===== Records supplied

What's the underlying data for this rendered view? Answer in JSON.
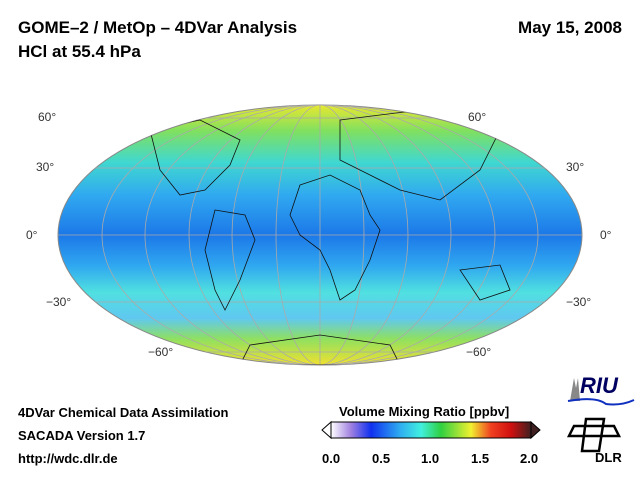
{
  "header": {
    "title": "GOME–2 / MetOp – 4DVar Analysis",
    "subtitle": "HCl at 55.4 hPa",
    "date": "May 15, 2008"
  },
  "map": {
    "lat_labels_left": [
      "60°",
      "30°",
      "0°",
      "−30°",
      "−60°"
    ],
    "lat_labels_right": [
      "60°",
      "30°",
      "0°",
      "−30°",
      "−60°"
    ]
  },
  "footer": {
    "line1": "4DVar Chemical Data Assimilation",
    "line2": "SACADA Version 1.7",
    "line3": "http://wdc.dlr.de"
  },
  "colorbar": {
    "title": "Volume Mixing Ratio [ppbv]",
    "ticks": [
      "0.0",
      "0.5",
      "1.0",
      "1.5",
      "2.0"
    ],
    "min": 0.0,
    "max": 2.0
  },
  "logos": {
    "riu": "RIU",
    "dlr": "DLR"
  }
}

==========

Requirements: Quote the material in full and exactly; do not carry over its pictures.

Exercise output:
What's the underlying data for this rendered view? Answer in JSON.
{
  "header": {
    "title": "GOME–2 / MetOp – 4DVar Analysis",
    "subtitle": "HCl at 55.4 hPa",
    "date": "May 15, 2008"
  },
  "map": {
    "lat_labels_left": [
      "60°",
      "30°",
      "0°",
      "−30°",
      "−60°"
    ],
    "lat_labels_right": [
      "60°",
      "30°",
      "0°",
      "−30°",
      "−60°"
    ]
  },
  "footer": {
    "line1": "4DVar Chemical Data Assimilation",
    "line2": "SACADA Version 1.7",
    "line3": "http://wdc.dlr.de"
  },
  "colorbar": {
    "title": "Volume Mixing Ratio [ppbv]",
    "ticks": [
      "0.0",
      "0.5",
      "1.0",
      "1.5",
      "2.0"
    ],
    "min": 0.0,
    "max": 2.0
  },
  "logos": {
    "riu": "RIU",
    "dlr": "DLR"
  }
}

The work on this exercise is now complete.